>> Start The records

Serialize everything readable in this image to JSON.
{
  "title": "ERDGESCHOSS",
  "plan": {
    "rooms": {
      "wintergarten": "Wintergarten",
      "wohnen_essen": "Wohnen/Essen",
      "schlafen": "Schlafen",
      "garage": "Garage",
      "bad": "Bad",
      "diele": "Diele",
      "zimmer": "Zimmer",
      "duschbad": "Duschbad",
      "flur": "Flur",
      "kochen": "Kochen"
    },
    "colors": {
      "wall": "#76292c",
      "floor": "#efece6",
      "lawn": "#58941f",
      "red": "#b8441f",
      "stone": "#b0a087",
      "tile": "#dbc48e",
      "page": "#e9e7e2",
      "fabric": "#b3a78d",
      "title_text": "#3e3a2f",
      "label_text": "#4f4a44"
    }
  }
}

>> End The records

## Problem statement
Your task is to retype all the records above with nothing left out.

## Final answer
Serialize everything readable in this image to JSON.
{
  "title": "ERDGESCHOSS",
  "plan": {
    "rooms": {
      "wintergarten": "Wintergarten",
      "wohnen_essen": "Wohnen/Essen",
      "schlafen": "Schlafen",
      "garage": "Garage",
      "bad": "Bad",
      "diele": "Diele",
      "zimmer": "Zimmer",
      "duschbad": "Duschbad",
      "flur": "Flur",
      "kochen": "Kochen"
    },
    "colors": {
      "wall": "#76292c",
      "floor": "#efece6",
      "lawn": "#58941f",
      "red": "#b8441f",
      "stone": "#b0a087",
      "tile": "#dbc48e",
      "page": "#e9e7e2",
      "fabric": "#b3a78d",
      "title_text": "#3e3a2f",
      "label_text": "#4f4a44"
    }
  }
}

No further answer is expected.